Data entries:

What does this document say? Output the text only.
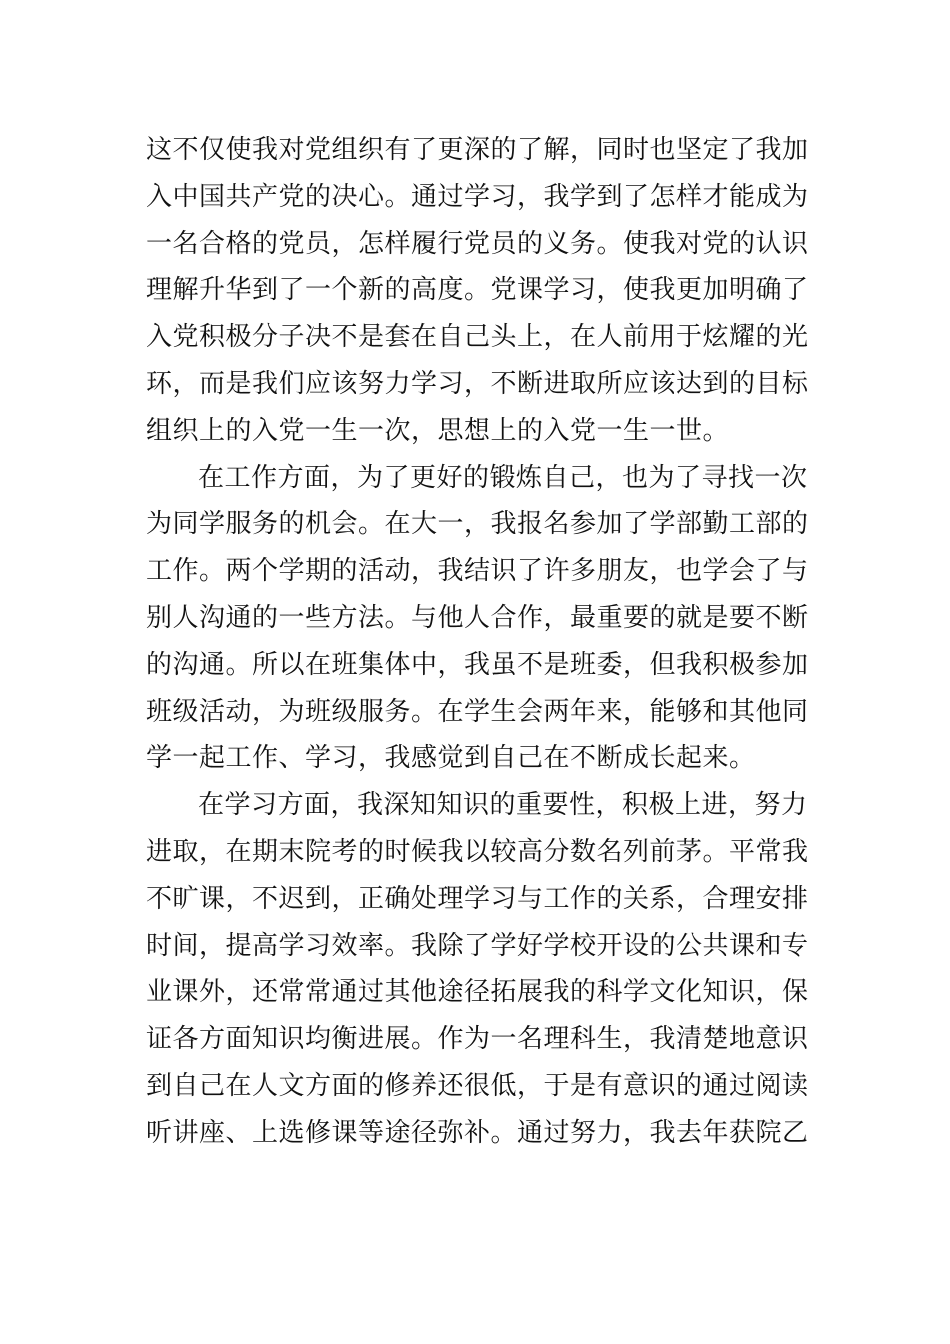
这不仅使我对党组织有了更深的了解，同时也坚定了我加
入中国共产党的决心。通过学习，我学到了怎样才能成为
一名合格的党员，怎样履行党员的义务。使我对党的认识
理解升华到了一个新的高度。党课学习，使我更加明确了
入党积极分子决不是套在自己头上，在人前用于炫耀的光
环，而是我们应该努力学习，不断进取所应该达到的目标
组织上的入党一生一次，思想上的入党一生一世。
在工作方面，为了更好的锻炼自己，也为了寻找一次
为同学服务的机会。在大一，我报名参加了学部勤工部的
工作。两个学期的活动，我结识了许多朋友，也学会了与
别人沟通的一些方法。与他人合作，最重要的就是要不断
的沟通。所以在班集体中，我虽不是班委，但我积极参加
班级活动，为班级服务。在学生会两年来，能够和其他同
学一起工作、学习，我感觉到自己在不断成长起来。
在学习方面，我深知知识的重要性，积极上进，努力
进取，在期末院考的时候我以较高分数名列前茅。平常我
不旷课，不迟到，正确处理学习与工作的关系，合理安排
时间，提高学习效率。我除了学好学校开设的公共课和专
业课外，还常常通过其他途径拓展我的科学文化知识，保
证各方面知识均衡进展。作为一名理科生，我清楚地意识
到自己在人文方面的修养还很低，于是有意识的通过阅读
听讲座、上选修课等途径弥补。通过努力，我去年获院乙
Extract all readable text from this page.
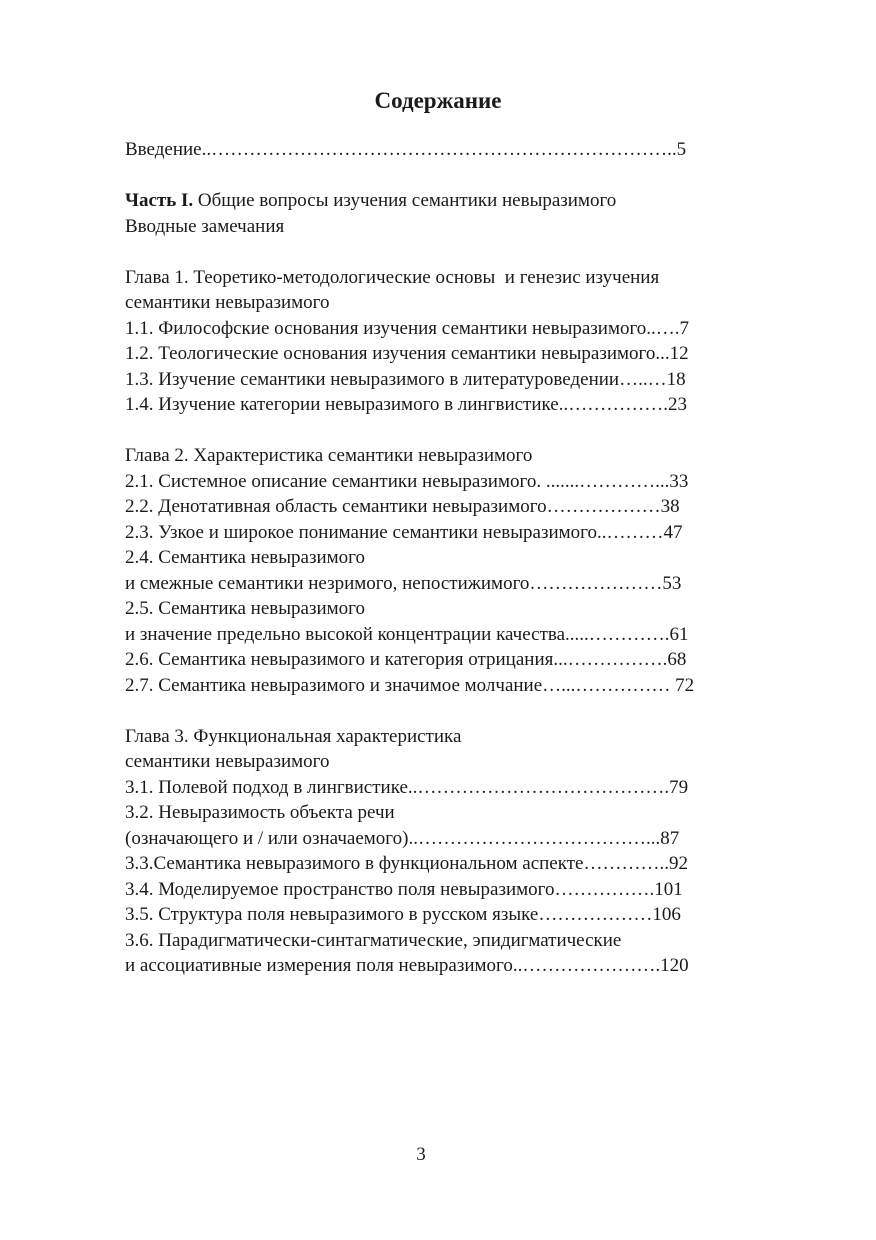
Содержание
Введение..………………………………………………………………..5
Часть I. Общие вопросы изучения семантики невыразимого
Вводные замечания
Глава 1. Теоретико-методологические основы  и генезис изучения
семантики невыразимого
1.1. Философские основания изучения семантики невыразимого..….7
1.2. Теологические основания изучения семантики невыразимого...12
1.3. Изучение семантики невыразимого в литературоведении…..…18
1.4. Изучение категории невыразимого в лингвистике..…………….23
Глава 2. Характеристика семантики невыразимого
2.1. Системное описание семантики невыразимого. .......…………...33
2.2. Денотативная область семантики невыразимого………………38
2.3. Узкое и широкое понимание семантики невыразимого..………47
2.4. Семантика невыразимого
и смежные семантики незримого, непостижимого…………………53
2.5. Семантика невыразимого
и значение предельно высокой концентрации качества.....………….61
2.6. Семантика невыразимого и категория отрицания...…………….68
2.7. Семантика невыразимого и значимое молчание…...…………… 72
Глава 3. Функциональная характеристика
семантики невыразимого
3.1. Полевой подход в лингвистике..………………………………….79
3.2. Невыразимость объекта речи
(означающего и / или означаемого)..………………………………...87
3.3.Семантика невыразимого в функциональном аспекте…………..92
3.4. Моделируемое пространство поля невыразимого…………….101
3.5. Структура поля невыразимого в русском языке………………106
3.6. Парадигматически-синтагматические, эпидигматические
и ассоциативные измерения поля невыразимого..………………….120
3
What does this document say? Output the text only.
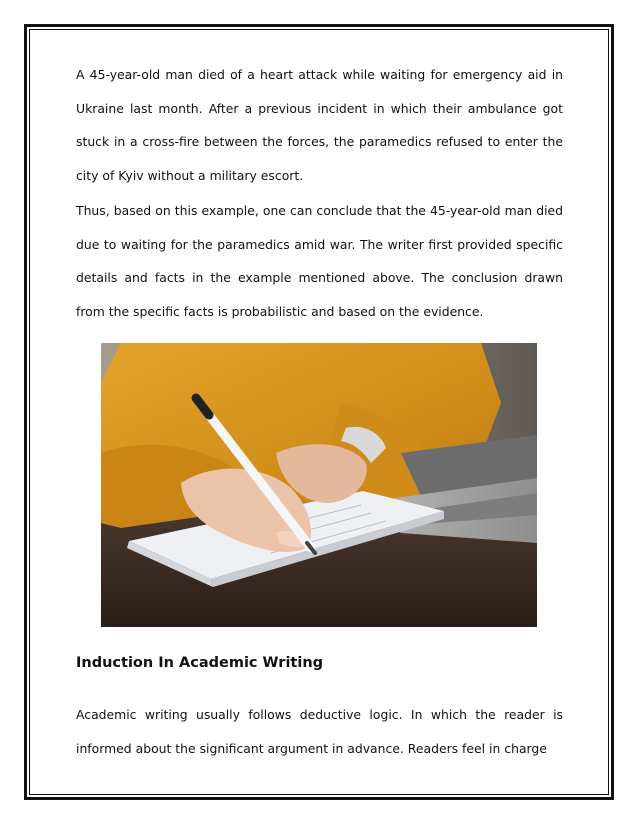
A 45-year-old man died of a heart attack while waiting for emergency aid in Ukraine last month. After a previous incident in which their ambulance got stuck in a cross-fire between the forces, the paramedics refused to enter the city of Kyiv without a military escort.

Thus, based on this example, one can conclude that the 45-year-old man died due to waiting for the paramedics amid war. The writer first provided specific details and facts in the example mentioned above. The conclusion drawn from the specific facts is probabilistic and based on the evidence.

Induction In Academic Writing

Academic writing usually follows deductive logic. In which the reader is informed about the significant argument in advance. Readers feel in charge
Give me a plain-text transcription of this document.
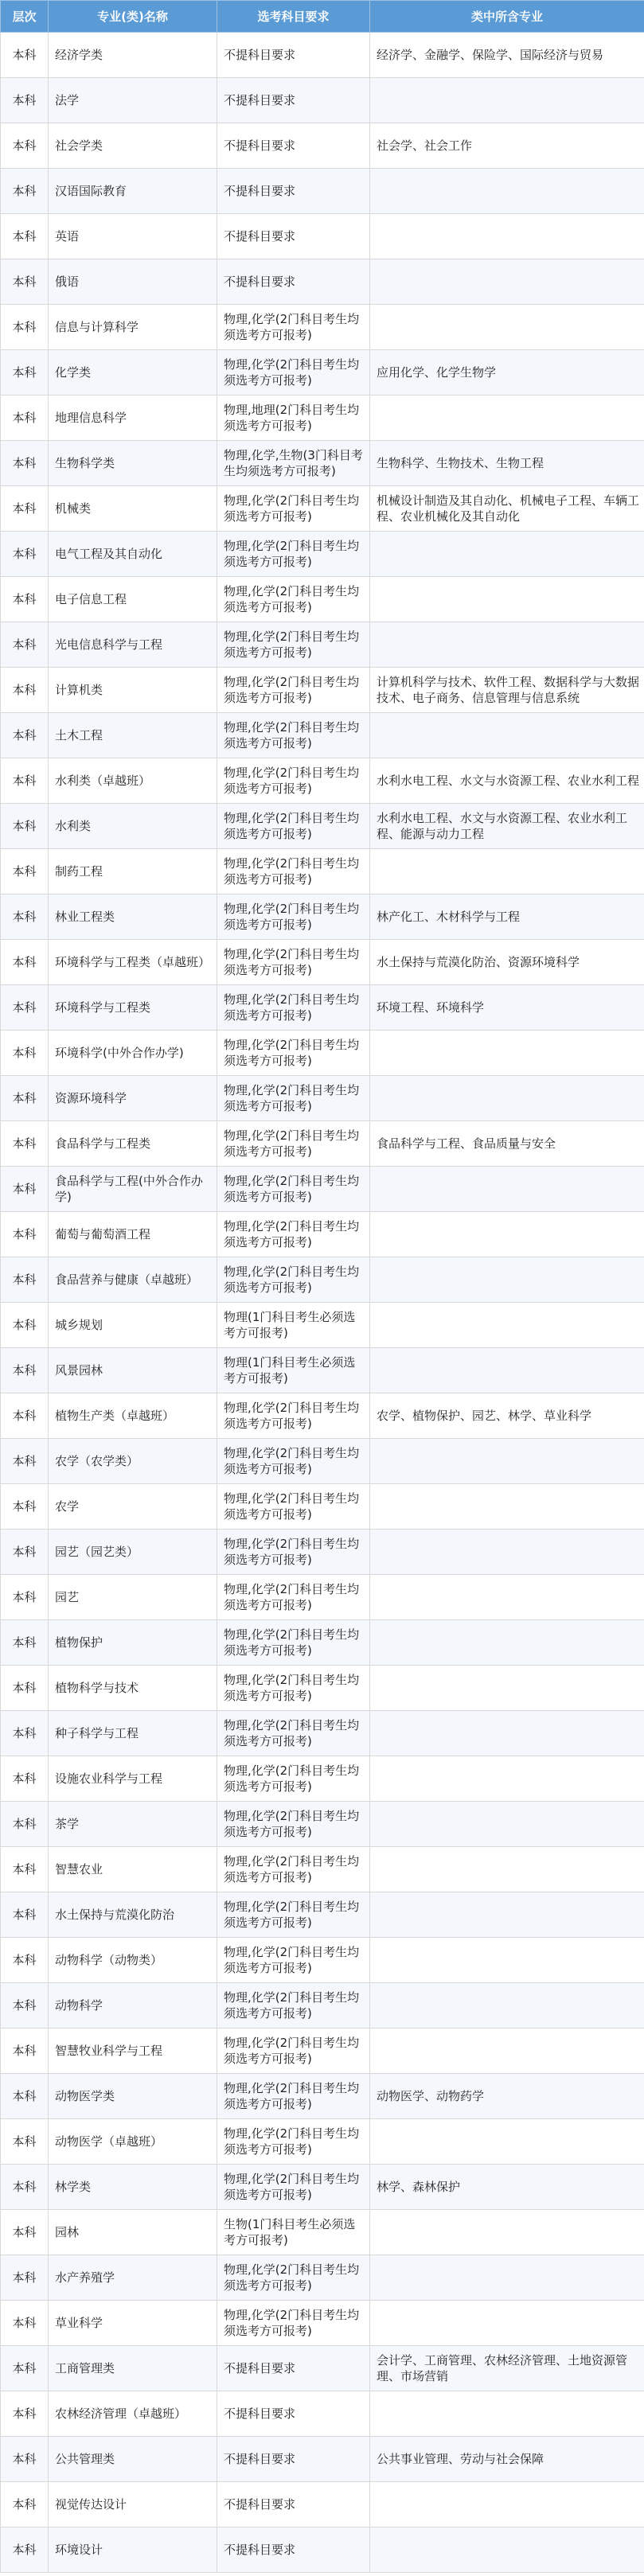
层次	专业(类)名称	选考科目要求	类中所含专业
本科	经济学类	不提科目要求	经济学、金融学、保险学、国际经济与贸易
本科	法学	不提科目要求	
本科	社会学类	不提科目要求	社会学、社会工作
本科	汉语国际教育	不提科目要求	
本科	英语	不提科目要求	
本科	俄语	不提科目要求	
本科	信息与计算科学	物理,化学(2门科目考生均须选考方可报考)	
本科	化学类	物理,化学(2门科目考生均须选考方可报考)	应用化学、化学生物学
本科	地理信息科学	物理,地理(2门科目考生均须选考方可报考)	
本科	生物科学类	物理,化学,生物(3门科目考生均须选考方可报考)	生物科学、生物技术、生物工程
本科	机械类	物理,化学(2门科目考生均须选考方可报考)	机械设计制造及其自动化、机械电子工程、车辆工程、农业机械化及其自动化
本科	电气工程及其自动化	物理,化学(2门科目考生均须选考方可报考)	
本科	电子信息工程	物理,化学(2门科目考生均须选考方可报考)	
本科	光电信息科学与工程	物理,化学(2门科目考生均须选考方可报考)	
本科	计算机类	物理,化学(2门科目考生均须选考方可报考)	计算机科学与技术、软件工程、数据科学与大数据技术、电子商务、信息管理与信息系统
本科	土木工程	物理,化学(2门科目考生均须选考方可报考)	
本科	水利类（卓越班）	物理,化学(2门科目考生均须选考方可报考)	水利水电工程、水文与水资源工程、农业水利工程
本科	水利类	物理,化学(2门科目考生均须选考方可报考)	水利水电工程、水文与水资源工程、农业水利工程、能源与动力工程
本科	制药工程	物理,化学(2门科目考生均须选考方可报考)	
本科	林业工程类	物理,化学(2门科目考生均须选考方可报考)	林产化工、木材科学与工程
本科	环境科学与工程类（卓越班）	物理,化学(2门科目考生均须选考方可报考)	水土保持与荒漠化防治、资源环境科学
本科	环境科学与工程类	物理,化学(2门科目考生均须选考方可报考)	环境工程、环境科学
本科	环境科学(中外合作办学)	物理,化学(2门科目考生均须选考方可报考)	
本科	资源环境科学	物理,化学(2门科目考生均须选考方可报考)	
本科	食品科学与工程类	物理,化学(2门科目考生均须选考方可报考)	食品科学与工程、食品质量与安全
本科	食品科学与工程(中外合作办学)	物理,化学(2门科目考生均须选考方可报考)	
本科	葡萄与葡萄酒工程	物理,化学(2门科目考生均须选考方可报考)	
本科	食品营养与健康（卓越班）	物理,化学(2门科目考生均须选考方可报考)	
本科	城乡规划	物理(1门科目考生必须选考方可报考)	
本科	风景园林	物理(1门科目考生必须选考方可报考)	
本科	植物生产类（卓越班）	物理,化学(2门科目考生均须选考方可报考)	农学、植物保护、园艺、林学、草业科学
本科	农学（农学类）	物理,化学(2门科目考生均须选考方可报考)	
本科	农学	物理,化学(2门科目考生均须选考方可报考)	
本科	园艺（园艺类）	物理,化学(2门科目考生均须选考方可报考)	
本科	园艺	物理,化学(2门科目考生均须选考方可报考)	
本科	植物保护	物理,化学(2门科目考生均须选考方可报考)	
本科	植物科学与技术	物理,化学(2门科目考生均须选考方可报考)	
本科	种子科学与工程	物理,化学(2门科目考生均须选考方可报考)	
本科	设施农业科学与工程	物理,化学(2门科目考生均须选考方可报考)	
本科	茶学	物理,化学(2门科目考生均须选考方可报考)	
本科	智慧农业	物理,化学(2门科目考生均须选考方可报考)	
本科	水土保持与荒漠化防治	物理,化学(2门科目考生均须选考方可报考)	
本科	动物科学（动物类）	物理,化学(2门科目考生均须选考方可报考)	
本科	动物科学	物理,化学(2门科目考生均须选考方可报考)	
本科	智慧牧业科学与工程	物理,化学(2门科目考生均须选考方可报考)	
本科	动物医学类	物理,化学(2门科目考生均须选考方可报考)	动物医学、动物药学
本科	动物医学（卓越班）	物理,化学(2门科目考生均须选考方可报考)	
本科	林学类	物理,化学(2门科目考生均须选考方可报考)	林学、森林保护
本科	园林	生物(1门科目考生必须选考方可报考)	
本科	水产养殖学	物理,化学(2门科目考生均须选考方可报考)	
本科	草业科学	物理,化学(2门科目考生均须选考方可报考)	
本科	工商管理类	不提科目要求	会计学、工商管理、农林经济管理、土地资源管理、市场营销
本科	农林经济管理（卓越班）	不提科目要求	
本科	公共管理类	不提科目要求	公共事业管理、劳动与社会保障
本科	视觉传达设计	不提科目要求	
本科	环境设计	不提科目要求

Exercise
Using the data above, say how many lines include "which". No other reply is needed.

Full solution
2